>>
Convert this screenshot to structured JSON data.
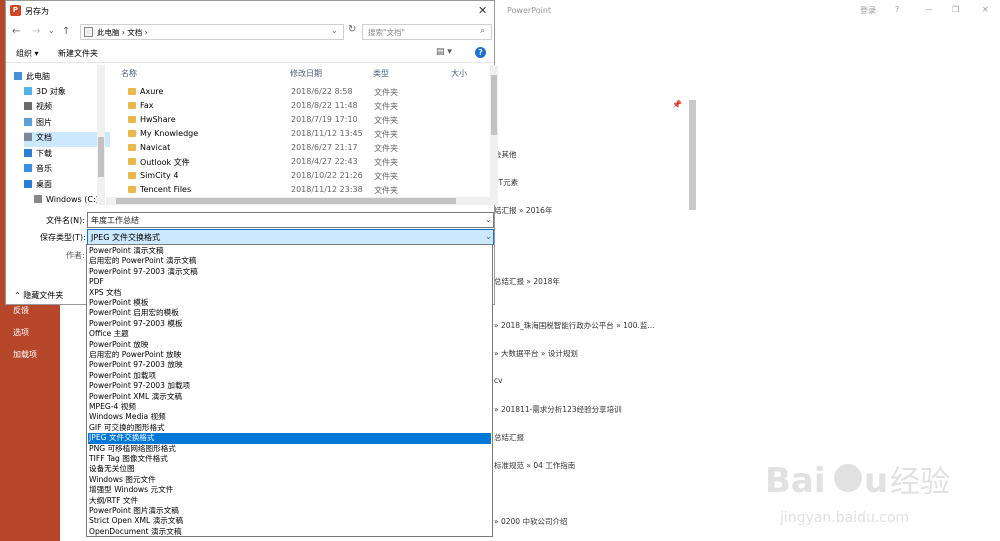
{
  "background": {
    "app_title": "PowerPoint",
    "login": "登录",
    "help": "?",
    "minimize": "—",
    "restore": "❐",
    "close": "✕",
    "left_menu": [
      "反馈",
      "选项",
      "加载项"
    ],
    "recent_paths": [
      "会其他",
      "PT元素",
      "结汇报 » 2016年",
      "总结汇报 » 2018年",
      "» 2018_珠海国税智能行政办公平台 » 100.监...",
      "» 大数据平台 » 设计规划",
      "cv",
      "» 201811-需求分析123经验分享培训",
      "总结汇报",
      "标准规范 » 04 工作指南",
      "» 0200 中软公司介绍"
    ],
    "watermark": "Baidu经验 jingyan.baidu.com"
  },
  "dialog": {
    "title": "另存为",
    "close": "✕",
    "nav_back": "←",
    "nav_forward": "→",
    "nav_recent": "⌄",
    "nav_up": "↑",
    "address": "此电脑  ›  文档  ›",
    "address_chevron": "⌄",
    "refresh": "↻",
    "search_placeholder": "搜索\"文档\"",
    "toolbar": {
      "organize": "组织 ▾",
      "new_folder": "新建文件夹",
      "view": "▤ ▾",
      "help": "?"
    },
    "nav_pane": [
      {
        "label": "此电脑",
        "icon": "pc-icon",
        "color": "#4a90d9"
      },
      {
        "label": "3D 对象",
        "icon": "cube-icon",
        "color": "#4fb3e8"
      },
      {
        "label": "视频",
        "icon": "video-icon",
        "color": "#6b6b6b"
      },
      {
        "label": "图片",
        "icon": "picture-icon",
        "color": "#5aa0d8"
      },
      {
        "label": "文档",
        "icon": "document-icon",
        "color": "#7a8a9a"
      },
      {
        "label": "下载",
        "icon": "download-icon",
        "color": "#2d7dd2"
      },
      {
        "label": "音乐",
        "icon": "music-icon",
        "color": "#3a8de0"
      },
      {
        "label": "桌面",
        "icon": "desktop-icon",
        "color": "#2d7dd2"
      },
      {
        "label": "Windows (C:)",
        "icon": "drive-icon",
        "color": "#888888"
      }
    ],
    "columns": {
      "name": "名称",
      "date": "修改日期",
      "type": "类型",
      "size": "大小"
    },
    "files": [
      {
        "name": "Axure",
        "date": "2018/6/22 8:58",
        "type": "文件夹"
      },
      {
        "name": "Fax",
        "date": "2018/8/22 11:48",
        "type": "文件夹"
      },
      {
        "name": "HwShare",
        "date": "2018/7/19 17:10",
        "type": "文件夹"
      },
      {
        "name": "My Knowledge",
        "date": "2018/11/12 13:45",
        "type": "文件夹"
      },
      {
        "name": "Navicat",
        "date": "2018/6/27 21:17",
        "type": "文件夹"
      },
      {
        "name": "Outlook 文件",
        "date": "2018/4/27 22:43",
        "type": "文件夹"
      },
      {
        "name": "SimCity 4",
        "date": "2018/10/22 21:26",
        "type": "文件夹"
      },
      {
        "name": "Tencent Files",
        "date": "2018/11/12 23:38",
        "type": "文件夹"
      }
    ],
    "filename_label": "文件名(N):",
    "filename_value": "年度工作总结",
    "filetype_label": "保存类型(T):",
    "filetype_value": "JPEG 文件交换格式",
    "author_label": "作者:",
    "hide_folders": "隐藏文件夹",
    "selected_option": "JPEG 文件交换格式",
    "options": [
      "PowerPoint 演示文稿",
      "启用宏的 PowerPoint 演示文稿",
      "PowerPoint 97-2003 演示文稿",
      "PDF",
      "XPS 文档",
      "PowerPoint 模板",
      "PowerPoint 启用宏的模板",
      "PowerPoint 97-2003 模板",
      "Office 主题",
      "PowerPoint 放映",
      "启用宏的 PowerPoint 放映",
      "PowerPoint 97-2003 放映",
      "PowerPoint 加载项",
      "PowerPoint 97-2003 加载项",
      "PowerPoint XML 演示文稿",
      "MPEG-4 视频",
      "Windows Media 视频",
      "GIF 可交换的图形格式",
      "JPEG 文件交换格式",
      "PNG 可移植网络图形格式",
      "TIFF Tag 图像文件格式",
      "设备无关位图",
      "Windows 图元文件",
      "增强型 Windows 元文件",
      "大纲/RTF 文件",
      "PowerPoint 图片演示文稿",
      "Strict Open XML 演示文稿",
      "OpenDocument 演示文稿"
    ]
  }
}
<<
Reproduce the material above in full, exactly, with no images.

Convert this screenshot to structured JSON data.
{
  "background": {
    "app_title": "PowerPoint",
    "login": "登录",
    "help": "?",
    "minimize": "—",
    "restore": "❐",
    "close": "✕",
    "left_menu": [
      "反馈",
      "选项",
      "加载项"
    ],
    "recent_paths": [
      "会其他",
      "PT元素",
      "结汇报 » 2016年",
      "总结汇报 » 2018年",
      "» 2018_珠海国税智能行政办公平台 » 100.监...",
      "» 大数据平台 » 设计规划",
      "cv",
      "» 201811-需求分析123经验分享培训",
      "总结汇报",
      "标准规范 » 04 工作指南",
      "» 0200 中软公司介绍"
    ],
    "watermark": "Baidu经验 jingyan.baidu.com"
  },
  "dialog": {
    "title": "另存为",
    "close": "✕",
    "nav_back": "←",
    "nav_forward": "→",
    "nav_recent": "⌄",
    "nav_up": "↑",
    "address": "此电脑  ›  文档  ›",
    "address_chevron": "⌄",
    "refresh": "↻",
    "search_placeholder": "搜索\"文档\"",
    "toolbar": {
      "organize": "组织 ▾",
      "new_folder": "新建文件夹",
      "view": "▤ ▾",
      "help": "?"
    },
    "nav_pane": [
      {
        "label": "此电脑",
        "icon": "pc-icon",
        "color": "#4a90d9"
      },
      {
        "label": "3D 对象",
        "icon": "cube-icon",
        "color": "#4fb3e8"
      },
      {
        "label": "视频",
        "icon": "video-icon",
        "color": "#6b6b6b"
      },
      {
        "label": "图片",
        "icon": "picture-icon",
        "color": "#5aa0d8"
      },
      {
        "label": "文档",
        "icon": "document-icon",
        "color": "#7a8a9a"
      },
      {
        "label": "下载",
        "icon": "download-icon",
        "color": "#2d7dd2"
      },
      {
        "label": "音乐",
        "icon": "music-icon",
        "color": "#3a8de0"
      },
      {
        "label": "桌面",
        "icon": "desktop-icon",
        "color": "#2d7dd2"
      },
      {
        "label": "Windows (C:)",
        "icon": "drive-icon",
        "color": "#888888"
      }
    ],
    "columns": {
      "name": "名称",
      "date": "修改日期",
      "type": "类型",
      "size": "大小"
    },
    "files": [
      {
        "name": "Axure",
        "date": "2018/6/22 8:58",
        "type": "文件夹"
      },
      {
        "name": "Fax",
        "date": "2018/8/22 11:48",
        "type": "文件夹"
      },
      {
        "name": "HwShare",
        "date": "2018/7/19 17:10",
        "type": "文件夹"
      },
      {
        "name": "My Knowledge",
        "date": "2018/11/12 13:45",
        "type": "文件夹"
      },
      {
        "name": "Navicat",
        "date": "2018/6/27 21:17",
        "type": "文件夹"
      },
      {
        "name": "Outlook 文件",
        "date": "2018/4/27 22:43",
        "type": "文件夹"
      },
      {
        "name": "SimCity 4",
        "date": "2018/10/22 21:26",
        "type": "文件夹"
      },
      {
        "name": "Tencent Files",
        "date": "2018/11/12 23:38",
        "type": "文件夹"
      }
    ],
    "filename_label": "文件名(N):",
    "filename_value": "年度工作总结",
    "filetype_label": "保存类型(T):",
    "filetype_value": "JPEG 文件交换格式",
    "author_label": "作者:",
    "hide_folders": "隐藏文件夹",
    "selected_option": "JPEG 文件交换格式",
    "options": [
      "PowerPoint 演示文稿",
      "启用宏的 PowerPoint 演示文稿",
      "PowerPoint 97-2003 演示文稿",
      "PDF",
      "XPS 文档",
      "PowerPoint 模板",
      "PowerPoint 启用宏的模板",
      "PowerPoint 97-2003 模板",
      "Office 主题",
      "PowerPoint 放映",
      "启用宏的 PowerPoint 放映",
      "PowerPoint 97-2003 放映",
      "PowerPoint 加载项",
      "PowerPoint 97-2003 加载项",
      "PowerPoint XML 演示文稿",
      "MPEG-4 视频",
      "Windows Media 视频",
      "GIF 可交换的图形格式",
      "JPEG 文件交换格式",
      "PNG 可移植网络图形格式",
      "TIFF Tag 图像文件格式",
      "设备无关位图",
      "Windows 图元文件",
      "增强型 Windows 元文件",
      "大纲/RTF 文件",
      "PowerPoint 图片演示文稿",
      "Strict Open XML 演示文稿",
      "OpenDocument 演示文稿"
    ]
  }
}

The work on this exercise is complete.